[Problem details] Set the listing down unchanged, minus every embedded image.

======== Data supplied

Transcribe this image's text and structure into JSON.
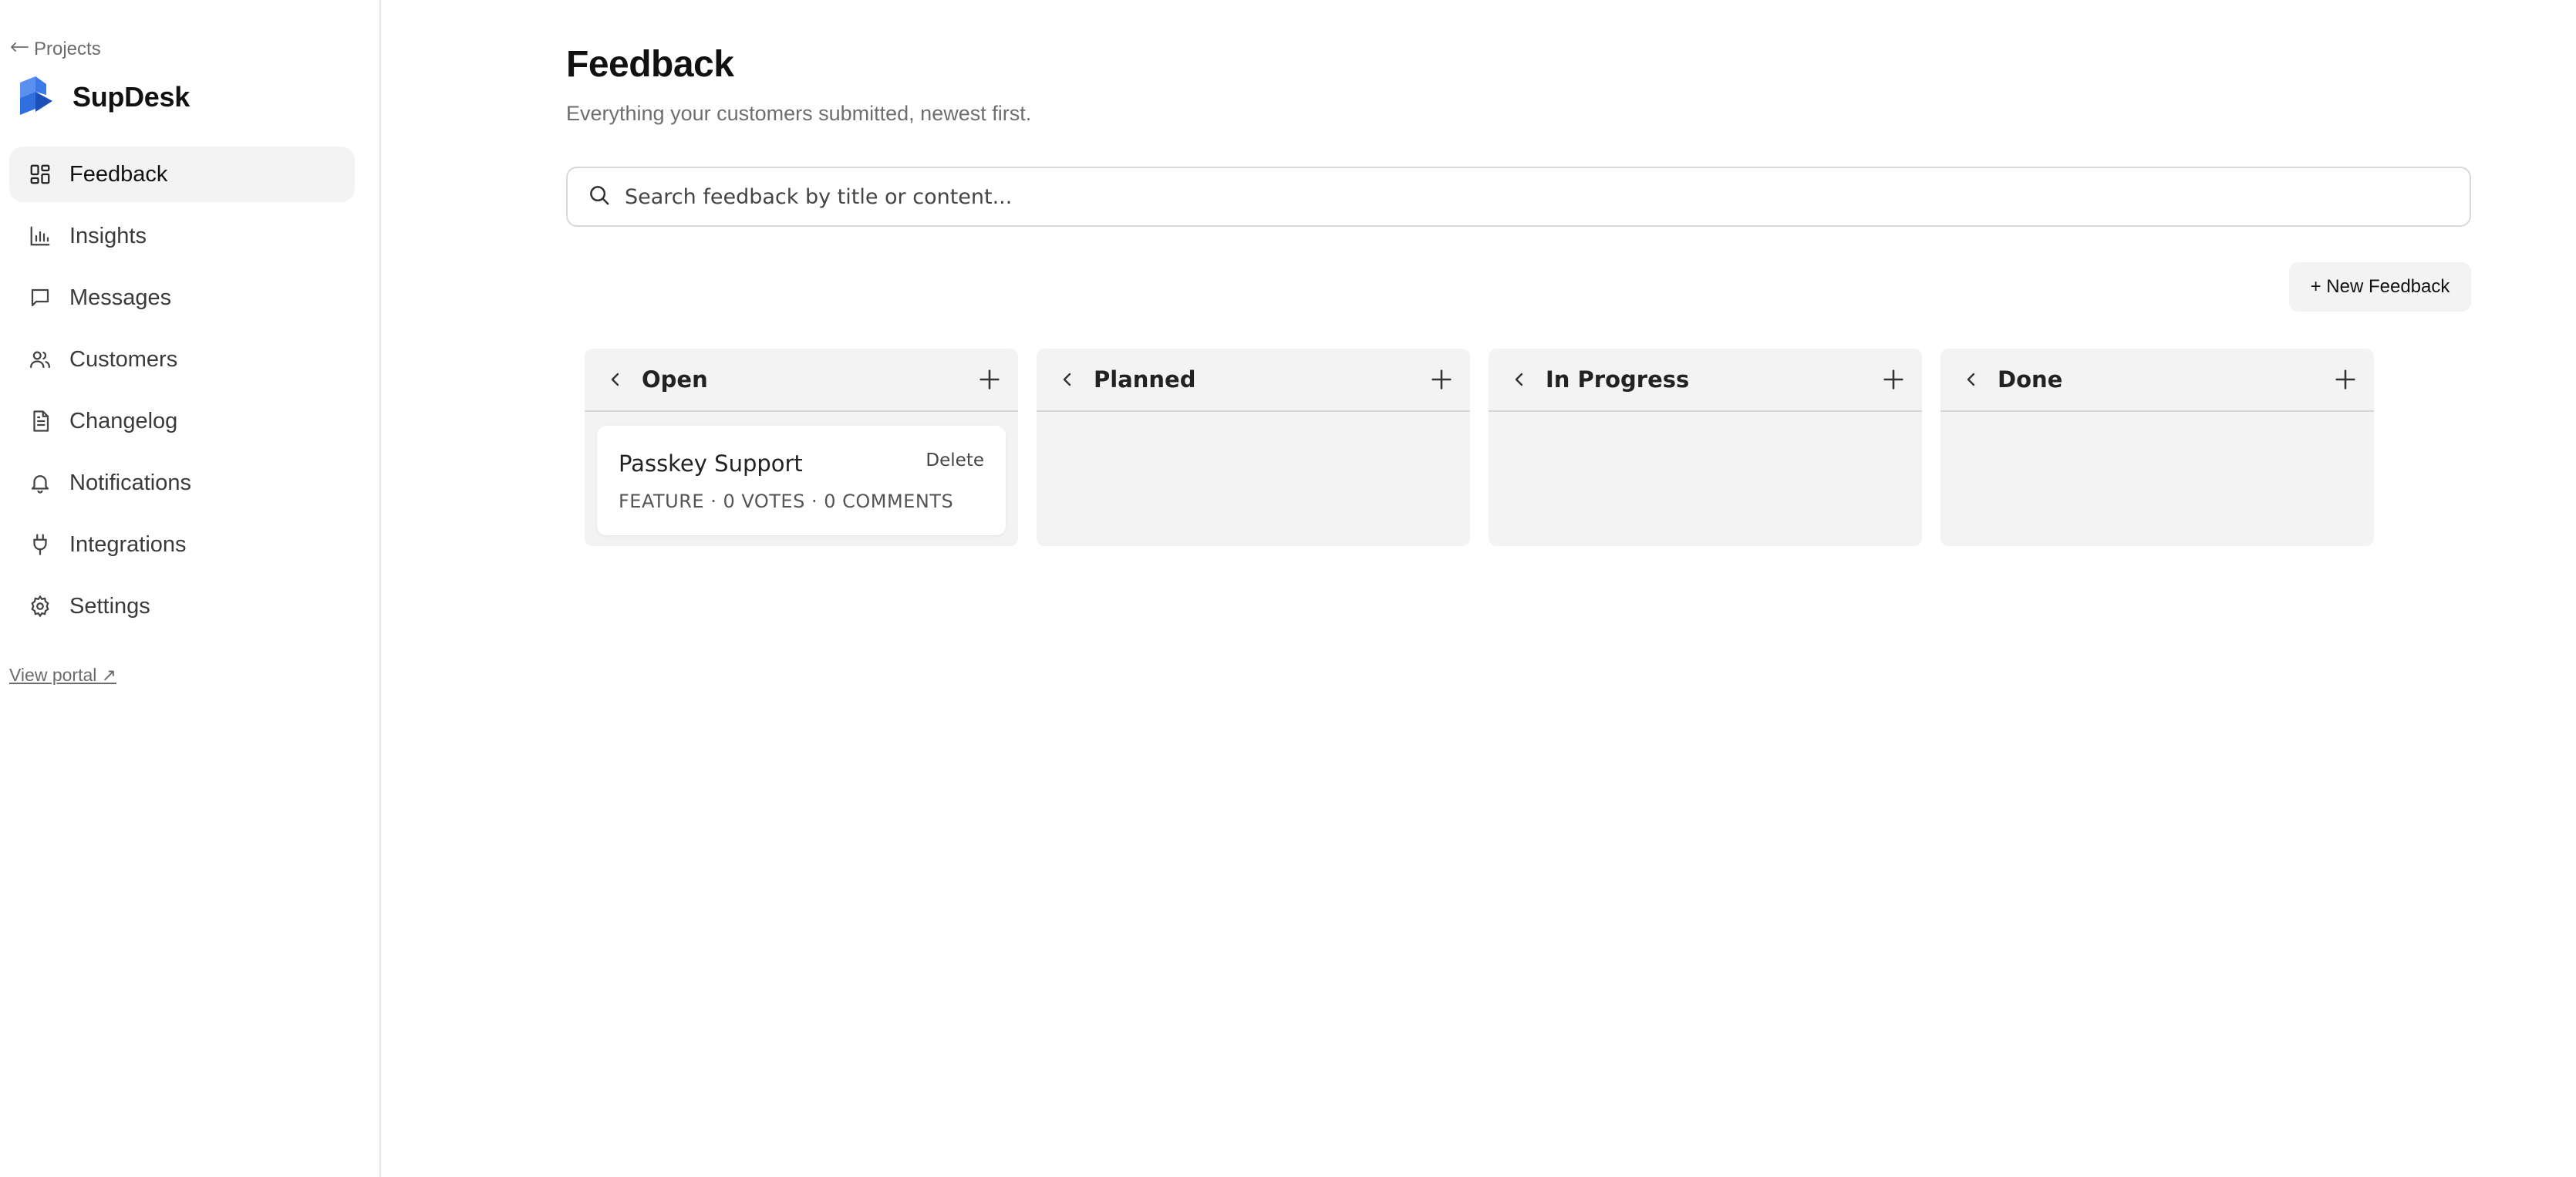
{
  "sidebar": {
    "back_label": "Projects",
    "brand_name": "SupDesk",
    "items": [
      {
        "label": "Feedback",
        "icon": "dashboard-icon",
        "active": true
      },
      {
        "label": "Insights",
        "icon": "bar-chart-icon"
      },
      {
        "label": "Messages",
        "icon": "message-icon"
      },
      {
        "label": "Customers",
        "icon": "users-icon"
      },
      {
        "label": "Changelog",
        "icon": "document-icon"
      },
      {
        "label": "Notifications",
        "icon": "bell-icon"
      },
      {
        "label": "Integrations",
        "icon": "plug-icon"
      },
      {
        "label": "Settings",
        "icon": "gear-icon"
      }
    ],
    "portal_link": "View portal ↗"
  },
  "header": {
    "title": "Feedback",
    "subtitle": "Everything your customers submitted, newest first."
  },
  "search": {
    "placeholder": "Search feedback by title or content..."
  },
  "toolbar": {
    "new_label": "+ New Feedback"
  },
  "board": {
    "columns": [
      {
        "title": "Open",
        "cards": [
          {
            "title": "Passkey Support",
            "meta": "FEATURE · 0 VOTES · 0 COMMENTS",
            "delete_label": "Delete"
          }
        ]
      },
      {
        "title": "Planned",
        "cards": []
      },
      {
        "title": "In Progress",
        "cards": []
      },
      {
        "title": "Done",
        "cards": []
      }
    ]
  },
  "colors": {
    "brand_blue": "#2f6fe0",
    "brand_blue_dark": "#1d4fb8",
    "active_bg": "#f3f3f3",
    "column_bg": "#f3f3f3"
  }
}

================

[Written response]
Transcribe this image's text and structure into JSON.
{
  "sidebar": {
    "back_label": "Projects",
    "brand_name": "SupDesk",
    "items": [
      {
        "label": "Feedback",
        "icon": "dashboard-icon",
        "active": true
      },
      {
        "label": "Insights",
        "icon": "bar-chart-icon"
      },
      {
        "label": "Messages",
        "icon": "message-icon"
      },
      {
        "label": "Customers",
        "icon": "users-icon"
      },
      {
        "label": "Changelog",
        "icon": "document-icon"
      },
      {
        "label": "Notifications",
        "icon": "bell-icon"
      },
      {
        "label": "Integrations",
        "icon": "plug-icon"
      },
      {
        "label": "Settings",
        "icon": "gear-icon"
      }
    ],
    "portal_link": "View portal ↗"
  },
  "header": {
    "title": "Feedback",
    "subtitle": "Everything your customers submitted, newest first."
  },
  "search": {
    "placeholder": "Search feedback by title or content..."
  },
  "toolbar": {
    "new_label": "+ New Feedback"
  },
  "board": {
    "columns": [
      {
        "title": "Open",
        "cards": [
          {
            "title": "Passkey Support",
            "meta": "FEATURE · 0 VOTES · 0 COMMENTS",
            "delete_label": "Delete"
          }
        ]
      },
      {
        "title": "Planned",
        "cards": []
      },
      {
        "title": "In Progress",
        "cards": []
      },
      {
        "title": "Done",
        "cards": []
      }
    ]
  },
  "colors": {
    "brand_blue": "#2f6fe0",
    "brand_blue_dark": "#1d4fb8",
    "active_bg": "#f3f3f3",
    "column_bg": "#f3f3f3"
  }
}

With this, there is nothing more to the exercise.